====== Source text ======
14 thoughts on “Microtonal Tuning, Just Intonation & Temperament

  1. I watched the 4 vids in this series. I think I’m pretty knowledgable about this stuff generally, but this covered some more theoretical stuff that was new to me.

    I like that he used the Vi Hart style of fast-draw diagrams, but the explanations went a bit fast for me and some of the math terms were unfamiliar to me, and weren’t explained very clearly, if at all.

    Still, it is an interesting topic.

  2. This is a very good series for getting a quickie overview of the facts and the sound characteristics. However, since quite a few good instruments will handle SCALA data, you can play in a variety of intonations with a couple of clicks. That throws it back to the player. The brass overtone series is pretty rich, but you have to play *into* it own its own terms. Such things have an effective range and can’t be stretched to hellenback like ROMpler food. If you play most popular songs in just intonation, it sounds like an alley cat apocalypse. Getting the sound is pretty simple. Getting the audience to understand the context is a bit less so. Finding places to use it well is an interesting challenge. 😀 I’m getting repetitious about it, but if you can hear a copy of Wendy Carlos’ “Beauty In The Beast,” you’ll either fully understand The Deal or never get it, period. Its a great work that makes you feel the changes in real Wendy-style.

  3. For pop song applications, it seems that Hermode tuning (which automatically tunes chords) is pretty much as far as anyone will take it for the time being. It isn’t perfect– and will get wonky with certain kinds of changes in tonality– not a bug, just a limitation on what it is trying to do.

    For experimental/forward-thinking kinds of creative music, using scala tuning maps (or similar) really does give one the ability to play in lots of different systems– though usually from a 12-tone keyboard.

    Nice that Z3ta+2, Pianoteq, and Rhino will load scala maps (and plenty of other VI’s).

  4. I find it incredibly frustrating how many softsynths fail to support microtuning and no DAW currently on the market will even support such basic requirements as more than 12 notes per octave. The hardware realm is even worse. The midi microtuning standard has been with us for more than 25 years, yet almost no hardware synth currently produced supports it.
====== Data extracts ======
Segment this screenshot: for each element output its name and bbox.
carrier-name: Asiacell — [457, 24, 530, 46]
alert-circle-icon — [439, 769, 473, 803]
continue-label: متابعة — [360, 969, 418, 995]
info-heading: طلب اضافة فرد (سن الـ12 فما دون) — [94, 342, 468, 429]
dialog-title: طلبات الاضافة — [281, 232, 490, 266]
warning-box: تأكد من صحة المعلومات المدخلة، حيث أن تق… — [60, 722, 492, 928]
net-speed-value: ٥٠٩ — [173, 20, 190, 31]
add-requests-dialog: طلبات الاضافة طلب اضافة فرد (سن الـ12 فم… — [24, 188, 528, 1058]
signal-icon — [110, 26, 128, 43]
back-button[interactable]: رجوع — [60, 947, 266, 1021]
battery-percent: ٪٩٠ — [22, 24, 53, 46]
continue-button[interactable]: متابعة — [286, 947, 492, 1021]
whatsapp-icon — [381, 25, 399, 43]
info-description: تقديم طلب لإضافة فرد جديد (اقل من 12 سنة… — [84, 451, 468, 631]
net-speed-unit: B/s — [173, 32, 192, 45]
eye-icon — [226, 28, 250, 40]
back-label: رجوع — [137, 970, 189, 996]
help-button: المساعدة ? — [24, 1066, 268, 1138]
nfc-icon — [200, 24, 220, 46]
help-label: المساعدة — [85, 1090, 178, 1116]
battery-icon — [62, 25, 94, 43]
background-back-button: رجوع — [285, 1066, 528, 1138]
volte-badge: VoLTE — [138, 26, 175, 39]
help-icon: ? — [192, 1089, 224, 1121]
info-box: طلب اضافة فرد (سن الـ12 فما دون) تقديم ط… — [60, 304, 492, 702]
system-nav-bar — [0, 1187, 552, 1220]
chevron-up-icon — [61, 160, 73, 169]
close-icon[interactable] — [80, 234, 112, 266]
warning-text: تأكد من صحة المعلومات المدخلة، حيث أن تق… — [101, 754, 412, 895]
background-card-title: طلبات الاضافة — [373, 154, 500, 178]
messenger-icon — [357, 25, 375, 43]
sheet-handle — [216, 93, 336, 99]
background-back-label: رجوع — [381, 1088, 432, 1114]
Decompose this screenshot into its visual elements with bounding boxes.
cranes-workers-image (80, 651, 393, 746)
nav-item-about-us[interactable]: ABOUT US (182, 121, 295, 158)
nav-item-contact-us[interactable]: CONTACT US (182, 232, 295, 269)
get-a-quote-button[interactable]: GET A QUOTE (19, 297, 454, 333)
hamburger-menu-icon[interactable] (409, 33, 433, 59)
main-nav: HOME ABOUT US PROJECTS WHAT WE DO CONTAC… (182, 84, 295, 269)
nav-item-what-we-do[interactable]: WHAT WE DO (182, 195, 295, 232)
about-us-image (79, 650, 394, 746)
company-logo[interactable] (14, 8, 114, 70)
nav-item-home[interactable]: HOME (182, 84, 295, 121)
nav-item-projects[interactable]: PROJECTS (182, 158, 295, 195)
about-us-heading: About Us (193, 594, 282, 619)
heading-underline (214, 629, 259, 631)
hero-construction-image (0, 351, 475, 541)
======
◆ Tasks
1) Output everything in the microtonal tuning comments from "3. For pop song" down to "a 12-tone keyboard.".
2) In the microtonal tuning comments, how long is the midi microtuning standard said to have been with us?
3) Using the microtonal tuning comments, say whether each statement agrees with the text, answering yes or no and quoting the words that decide it: (a) Hermode tuning automatically tunes chords. (b) The first commenter watched six videos in the series. (c) The hardware realm handles microtuning better than softsynths do.

◆ Answers provided
1)
3. For pop song applications, it seems that Hermode tuning (which automatically tunes chords) is pretty much as far as anyone will take it for the time being. It isn’t perfect– and will get wonky with certain kinds of changes in tonality– not a bug, just a limitation on what it is trying to do.

    For experimental/forward-thinking kinds of creative music, using scala tuning maps (or similar) really does give one the ability to play in lots of different systems– though usually from a 12-tone keyboard.

2) More than 25 years.

3)
(a) Yes: "Hermode tuning (which automatically tunes chords)"
(b) No: "I watched the 4 vids in this series."
(c) No: "The hardware realm is even worse."